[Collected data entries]

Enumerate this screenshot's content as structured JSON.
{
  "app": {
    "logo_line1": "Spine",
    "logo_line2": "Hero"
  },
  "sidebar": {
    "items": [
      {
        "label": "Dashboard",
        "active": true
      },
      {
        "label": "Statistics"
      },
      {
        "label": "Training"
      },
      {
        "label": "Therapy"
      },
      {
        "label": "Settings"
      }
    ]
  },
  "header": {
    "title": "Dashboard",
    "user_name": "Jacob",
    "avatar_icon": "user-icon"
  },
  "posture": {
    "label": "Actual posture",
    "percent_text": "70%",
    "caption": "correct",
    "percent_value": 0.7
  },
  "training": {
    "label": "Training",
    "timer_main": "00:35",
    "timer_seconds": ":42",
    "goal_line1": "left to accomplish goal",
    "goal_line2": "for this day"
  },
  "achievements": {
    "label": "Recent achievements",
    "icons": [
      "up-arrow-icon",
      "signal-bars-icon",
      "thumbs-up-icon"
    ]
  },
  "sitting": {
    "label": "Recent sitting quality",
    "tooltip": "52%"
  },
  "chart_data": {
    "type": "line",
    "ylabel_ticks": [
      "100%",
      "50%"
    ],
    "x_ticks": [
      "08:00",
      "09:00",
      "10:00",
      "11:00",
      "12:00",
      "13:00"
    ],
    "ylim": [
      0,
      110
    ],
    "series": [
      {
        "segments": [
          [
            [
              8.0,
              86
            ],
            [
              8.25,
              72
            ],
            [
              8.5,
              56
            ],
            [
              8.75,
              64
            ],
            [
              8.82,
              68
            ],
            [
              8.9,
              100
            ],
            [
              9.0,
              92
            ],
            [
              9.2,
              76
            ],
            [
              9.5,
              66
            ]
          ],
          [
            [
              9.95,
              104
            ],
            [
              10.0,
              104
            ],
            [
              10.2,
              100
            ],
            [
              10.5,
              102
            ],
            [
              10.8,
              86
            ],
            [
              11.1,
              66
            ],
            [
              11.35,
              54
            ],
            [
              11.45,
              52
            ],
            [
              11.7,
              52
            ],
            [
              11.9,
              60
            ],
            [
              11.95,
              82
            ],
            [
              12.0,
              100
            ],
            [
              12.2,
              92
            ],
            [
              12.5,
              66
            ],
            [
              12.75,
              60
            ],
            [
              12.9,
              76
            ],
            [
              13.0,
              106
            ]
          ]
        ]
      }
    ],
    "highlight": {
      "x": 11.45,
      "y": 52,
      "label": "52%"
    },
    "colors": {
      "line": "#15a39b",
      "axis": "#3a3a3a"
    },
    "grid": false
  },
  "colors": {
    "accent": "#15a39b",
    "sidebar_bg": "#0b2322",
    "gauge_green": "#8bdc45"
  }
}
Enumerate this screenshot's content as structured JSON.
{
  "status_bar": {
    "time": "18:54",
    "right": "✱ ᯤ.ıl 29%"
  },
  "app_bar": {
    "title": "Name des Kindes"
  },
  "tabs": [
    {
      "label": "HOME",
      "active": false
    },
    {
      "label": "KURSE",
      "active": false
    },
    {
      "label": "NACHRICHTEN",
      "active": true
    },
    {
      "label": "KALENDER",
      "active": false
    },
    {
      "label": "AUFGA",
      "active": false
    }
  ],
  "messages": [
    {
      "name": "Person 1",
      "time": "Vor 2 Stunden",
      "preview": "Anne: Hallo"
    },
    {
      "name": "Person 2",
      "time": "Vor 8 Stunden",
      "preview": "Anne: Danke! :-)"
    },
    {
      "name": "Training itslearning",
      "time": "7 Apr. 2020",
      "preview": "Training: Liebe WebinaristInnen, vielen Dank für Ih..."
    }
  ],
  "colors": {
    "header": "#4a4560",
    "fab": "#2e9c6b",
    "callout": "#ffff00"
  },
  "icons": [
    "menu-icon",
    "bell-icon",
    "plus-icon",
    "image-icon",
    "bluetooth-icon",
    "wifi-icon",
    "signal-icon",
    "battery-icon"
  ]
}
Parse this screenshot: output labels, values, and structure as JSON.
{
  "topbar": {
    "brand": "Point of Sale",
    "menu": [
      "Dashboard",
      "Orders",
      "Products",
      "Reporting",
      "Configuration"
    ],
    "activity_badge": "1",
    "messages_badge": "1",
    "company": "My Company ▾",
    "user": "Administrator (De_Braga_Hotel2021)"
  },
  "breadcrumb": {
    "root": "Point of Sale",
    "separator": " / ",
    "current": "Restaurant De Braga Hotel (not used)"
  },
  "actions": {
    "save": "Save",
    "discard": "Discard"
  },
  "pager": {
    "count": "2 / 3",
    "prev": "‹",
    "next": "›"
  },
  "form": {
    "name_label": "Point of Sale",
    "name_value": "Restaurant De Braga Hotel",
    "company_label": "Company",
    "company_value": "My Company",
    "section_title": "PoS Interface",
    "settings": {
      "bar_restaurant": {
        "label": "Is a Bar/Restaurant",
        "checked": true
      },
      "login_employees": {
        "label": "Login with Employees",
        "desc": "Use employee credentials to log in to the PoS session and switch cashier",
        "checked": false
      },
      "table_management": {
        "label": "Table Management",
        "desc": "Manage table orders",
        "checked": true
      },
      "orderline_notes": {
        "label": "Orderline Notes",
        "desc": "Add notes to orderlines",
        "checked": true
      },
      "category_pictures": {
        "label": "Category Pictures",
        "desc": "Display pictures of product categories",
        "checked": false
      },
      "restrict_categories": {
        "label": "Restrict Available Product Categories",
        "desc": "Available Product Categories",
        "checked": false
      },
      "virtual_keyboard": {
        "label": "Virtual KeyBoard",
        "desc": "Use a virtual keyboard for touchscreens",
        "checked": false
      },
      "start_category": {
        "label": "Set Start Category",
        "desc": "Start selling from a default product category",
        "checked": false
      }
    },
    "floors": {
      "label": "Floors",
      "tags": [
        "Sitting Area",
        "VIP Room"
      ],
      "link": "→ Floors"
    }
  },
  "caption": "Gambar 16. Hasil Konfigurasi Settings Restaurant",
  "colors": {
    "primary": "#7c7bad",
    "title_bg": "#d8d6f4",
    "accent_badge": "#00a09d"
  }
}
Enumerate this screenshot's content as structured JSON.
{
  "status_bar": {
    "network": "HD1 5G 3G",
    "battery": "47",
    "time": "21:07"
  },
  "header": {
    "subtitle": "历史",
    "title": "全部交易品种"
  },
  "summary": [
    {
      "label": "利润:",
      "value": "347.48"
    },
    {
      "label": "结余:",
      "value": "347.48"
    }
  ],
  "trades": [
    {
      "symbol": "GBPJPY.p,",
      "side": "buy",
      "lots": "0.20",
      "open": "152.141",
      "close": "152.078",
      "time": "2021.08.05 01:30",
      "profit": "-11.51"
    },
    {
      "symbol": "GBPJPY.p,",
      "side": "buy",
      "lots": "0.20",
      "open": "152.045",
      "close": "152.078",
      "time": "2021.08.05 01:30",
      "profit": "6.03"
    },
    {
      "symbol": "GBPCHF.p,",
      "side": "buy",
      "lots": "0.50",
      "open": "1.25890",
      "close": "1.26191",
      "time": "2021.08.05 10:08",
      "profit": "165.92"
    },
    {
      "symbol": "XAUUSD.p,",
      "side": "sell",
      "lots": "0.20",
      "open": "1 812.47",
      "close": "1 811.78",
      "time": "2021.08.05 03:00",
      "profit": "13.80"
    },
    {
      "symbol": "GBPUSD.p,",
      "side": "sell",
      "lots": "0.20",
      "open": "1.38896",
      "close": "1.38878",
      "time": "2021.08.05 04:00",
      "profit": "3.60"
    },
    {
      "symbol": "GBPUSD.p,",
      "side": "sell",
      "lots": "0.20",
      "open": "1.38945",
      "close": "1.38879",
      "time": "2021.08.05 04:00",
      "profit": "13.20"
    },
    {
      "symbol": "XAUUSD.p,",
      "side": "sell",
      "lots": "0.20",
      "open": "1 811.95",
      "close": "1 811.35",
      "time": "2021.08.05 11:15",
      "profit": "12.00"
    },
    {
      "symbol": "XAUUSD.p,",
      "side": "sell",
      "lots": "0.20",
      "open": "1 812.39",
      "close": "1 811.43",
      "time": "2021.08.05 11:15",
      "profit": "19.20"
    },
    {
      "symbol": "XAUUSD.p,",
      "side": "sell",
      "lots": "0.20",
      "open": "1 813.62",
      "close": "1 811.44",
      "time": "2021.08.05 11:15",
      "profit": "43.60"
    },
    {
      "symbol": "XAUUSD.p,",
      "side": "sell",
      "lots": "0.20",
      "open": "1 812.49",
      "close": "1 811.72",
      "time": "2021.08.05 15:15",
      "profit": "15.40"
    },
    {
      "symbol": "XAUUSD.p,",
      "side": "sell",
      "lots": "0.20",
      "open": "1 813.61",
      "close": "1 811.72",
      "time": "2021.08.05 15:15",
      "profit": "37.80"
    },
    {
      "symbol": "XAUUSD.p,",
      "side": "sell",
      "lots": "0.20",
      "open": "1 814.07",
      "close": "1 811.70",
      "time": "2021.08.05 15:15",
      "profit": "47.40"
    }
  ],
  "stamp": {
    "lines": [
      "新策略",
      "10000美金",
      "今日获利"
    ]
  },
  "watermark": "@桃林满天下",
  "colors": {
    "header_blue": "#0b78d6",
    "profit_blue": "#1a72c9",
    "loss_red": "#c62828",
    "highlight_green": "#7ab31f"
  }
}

**Written instruction**:
Find every line that has "Available" in it, then return those lines.

**Answer for the task**:
        "label": "Restrict Available Product Categories",
        "desc": "Available Product Categories",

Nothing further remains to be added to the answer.